Begin Extracted records
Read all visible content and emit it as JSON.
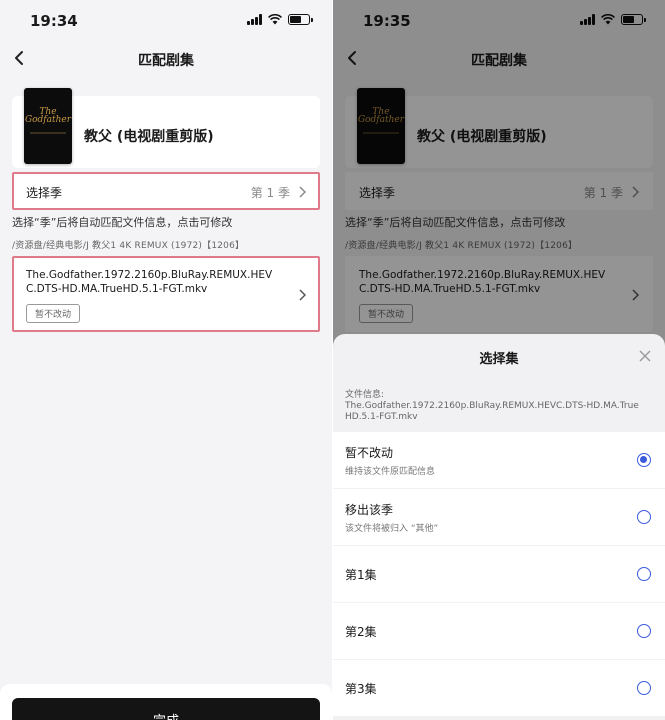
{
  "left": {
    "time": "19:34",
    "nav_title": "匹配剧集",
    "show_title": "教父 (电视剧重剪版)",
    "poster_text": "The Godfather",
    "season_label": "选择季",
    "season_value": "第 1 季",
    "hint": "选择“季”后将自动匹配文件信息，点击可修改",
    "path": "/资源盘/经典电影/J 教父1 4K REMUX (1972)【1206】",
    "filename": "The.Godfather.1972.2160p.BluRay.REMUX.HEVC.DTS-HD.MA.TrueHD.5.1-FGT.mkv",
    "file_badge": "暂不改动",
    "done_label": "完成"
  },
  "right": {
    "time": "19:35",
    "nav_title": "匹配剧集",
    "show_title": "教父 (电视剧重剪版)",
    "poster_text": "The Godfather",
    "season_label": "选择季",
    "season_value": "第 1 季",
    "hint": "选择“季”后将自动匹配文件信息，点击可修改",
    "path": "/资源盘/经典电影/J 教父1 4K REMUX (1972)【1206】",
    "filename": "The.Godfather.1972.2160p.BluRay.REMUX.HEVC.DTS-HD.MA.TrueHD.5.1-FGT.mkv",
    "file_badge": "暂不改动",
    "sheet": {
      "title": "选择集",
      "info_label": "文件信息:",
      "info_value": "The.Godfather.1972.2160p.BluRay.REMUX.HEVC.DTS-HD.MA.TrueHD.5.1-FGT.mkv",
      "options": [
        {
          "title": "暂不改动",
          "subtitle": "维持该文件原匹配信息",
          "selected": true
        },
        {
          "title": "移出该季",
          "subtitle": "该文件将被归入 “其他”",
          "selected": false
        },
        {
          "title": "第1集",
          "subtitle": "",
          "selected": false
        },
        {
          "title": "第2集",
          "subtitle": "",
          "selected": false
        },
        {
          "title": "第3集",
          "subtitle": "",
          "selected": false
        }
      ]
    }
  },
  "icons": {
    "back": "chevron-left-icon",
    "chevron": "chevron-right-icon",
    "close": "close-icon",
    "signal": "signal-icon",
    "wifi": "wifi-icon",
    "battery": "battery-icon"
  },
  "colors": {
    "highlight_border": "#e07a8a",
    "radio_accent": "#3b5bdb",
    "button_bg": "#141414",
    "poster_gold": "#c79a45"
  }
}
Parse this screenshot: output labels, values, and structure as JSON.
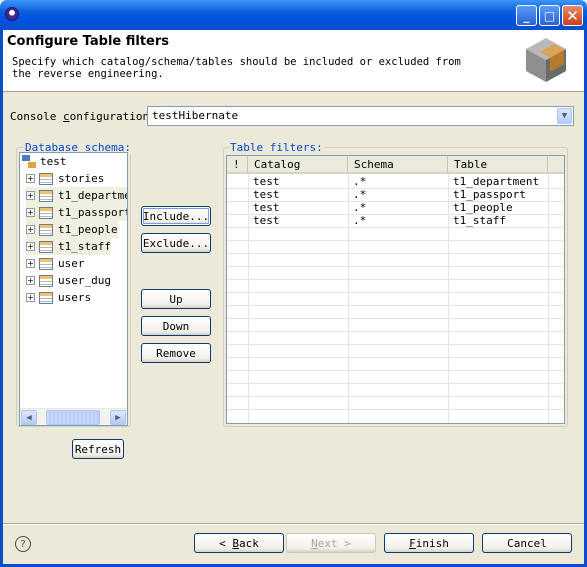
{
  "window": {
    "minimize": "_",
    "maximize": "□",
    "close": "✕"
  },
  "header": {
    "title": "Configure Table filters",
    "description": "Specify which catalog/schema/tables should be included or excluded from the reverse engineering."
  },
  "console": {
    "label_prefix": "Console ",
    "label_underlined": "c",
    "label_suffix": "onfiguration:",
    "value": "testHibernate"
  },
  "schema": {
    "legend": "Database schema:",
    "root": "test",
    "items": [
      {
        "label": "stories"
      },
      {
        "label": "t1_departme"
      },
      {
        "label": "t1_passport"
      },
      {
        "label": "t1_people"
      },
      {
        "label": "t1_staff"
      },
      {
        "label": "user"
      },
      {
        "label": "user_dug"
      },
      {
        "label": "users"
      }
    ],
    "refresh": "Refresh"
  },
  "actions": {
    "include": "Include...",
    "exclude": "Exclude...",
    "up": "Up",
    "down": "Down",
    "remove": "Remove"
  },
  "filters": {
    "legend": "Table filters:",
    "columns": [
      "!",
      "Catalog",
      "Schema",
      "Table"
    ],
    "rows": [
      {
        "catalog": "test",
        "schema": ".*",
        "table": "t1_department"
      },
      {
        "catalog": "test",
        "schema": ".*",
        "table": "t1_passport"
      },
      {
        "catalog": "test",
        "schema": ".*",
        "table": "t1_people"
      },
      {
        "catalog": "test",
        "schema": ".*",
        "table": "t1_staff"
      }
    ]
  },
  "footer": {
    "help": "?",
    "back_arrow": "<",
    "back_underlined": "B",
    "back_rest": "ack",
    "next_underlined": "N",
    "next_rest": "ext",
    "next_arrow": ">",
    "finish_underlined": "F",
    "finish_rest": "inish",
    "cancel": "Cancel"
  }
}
End Extracted records
### Given problem
Copy all the records above exactly, but leave out the pictures.

### Answer below
Read all visible content and emit it as JSON.
{
  "left": {
    "time": "19:34",
    "nav_title": "匹配剧集",
    "show_title": "教父 (电视剧重剪版)",
    "poster_text": "The Godfather",
    "season_label": "选择季",
    "season_value": "第 1 季",
    "hint": "选择“季”后将自动匹配文件信息，点击可修改",
    "path": "/资源盘/经典电影/J 教父1 4K REMUX (1972)【1206】",
    "filename": "The.Godfather.1972.2160p.BluRay.REMUX.HEVC.DTS-HD.MA.TrueHD.5.1-FGT.mkv",
    "file_badge": "暂不改动",
    "done_label": "完成"
  },
  "right": {
    "time": "19:35",
    "nav_title": "匹配剧集",
    "show_title": "教父 (电视剧重剪版)",
    "poster_text": "The Godfather",
    "season_label": "选择季",
    "season_value": "第 1 季",
    "hint": "选择“季”后将自动匹配文件信息，点击可修改",
    "path": "/资源盘/经典电影/J 教父1 4K REMUX (1972)【1206】",
    "filename": "The.Godfather.1972.2160p.BluRay.REMUX.HEVC.DTS-HD.MA.TrueHD.5.1-FGT.mkv",
    "file_badge": "暂不改动",
    "sheet": {
      "title": "选择集",
      "info_label": "文件信息:",
      "info_value": "The.Godfather.1972.2160p.BluRay.REMUX.HEVC.DTS-HD.MA.TrueHD.5.1-FGT.mkv",
      "options": [
        {
          "title": "暂不改动",
          "subtitle": "维持该文件原匹配信息",
          "selected": true
        },
        {
          "title": "移出该季",
          "subtitle": "该文件将被归入 “其他”",
          "selected": false
        },
        {
          "title": "第1集",
          "subtitle": "",
          "selected": false
        },
        {
          "title": "第2集",
          "subtitle": "",
          "selected": false
        },
        {
          "title": "第3集",
          "subtitle": "",
          "selected": false
        }
      ]
    }
  },
  "icons": {
    "back": "chevron-left-icon",
    "chevron": "chevron-right-icon",
    "close": "close-icon",
    "signal": "signal-icon",
    "wifi": "wifi-icon",
    "battery": "battery-icon"
  },
  "colors": {
    "highlight_border": "#e07a8a",
    "radio_accent": "#3b5bdb",
    "button_bg": "#141414",
    "poster_gold": "#c79a45"
  }
}
Parse this screenshot: output labels, values, and structure as JSON.
{
  "window": {
    "minimize": "_",
    "maximize": "□",
    "close": "✕"
  },
  "header": {
    "title": "Configure Table filters",
    "description": "Specify which catalog/schema/tables should be included or excluded from the reverse engineering."
  },
  "console": {
    "label_prefix": "Console ",
    "label_underlined": "c",
    "label_suffix": "onfiguration:",
    "value": "testHibernate"
  },
  "schema": {
    "legend": "Database schema:",
    "root": "test",
    "items": [
      {
        "label": "stories"
      },
      {
        "label": "t1_departme"
      },
      {
        "label": "t1_passport"
      },
      {
        "label": "t1_people"
      },
      {
        "label": "t1_staff"
      },
      {
        "label": "user"
      },
      {
        "label": "user_dug"
      },
      {
        "label": "users"
      }
    ],
    "refresh": "Refresh"
  },
  "actions": {
    "include": "Include...",
    "exclude": "Exclude...",
    "up": "Up",
    "down": "Down",
    "remove": "Remove"
  },
  "filters": {
    "legend": "Table filters:",
    "columns": [
      "!",
      "Catalog",
      "Schema",
      "Table"
    ],
    "rows": [
      {
        "catalog": "test",
        "schema": ".*",
        "table": "t1_department"
      },
      {
        "catalog": "test",
        "schema": ".*",
        "table": "t1_passport"
      },
      {
        "catalog": "test",
        "schema": ".*",
        "table": "t1_people"
      },
      {
        "catalog": "test",
        "schema": ".*",
        "table": "t1_staff"
      }
    ]
  },
  "footer": {
    "help": "?",
    "back_arrow": "<",
    "back_underlined": "B",
    "back_rest": "ack",
    "next_underlined": "N",
    "next_rest": "ext",
    "next_arrow": ">",
    "finish_underlined": "F",
    "finish_rest": "inish",
    "cancel": "Cancel"
  }
}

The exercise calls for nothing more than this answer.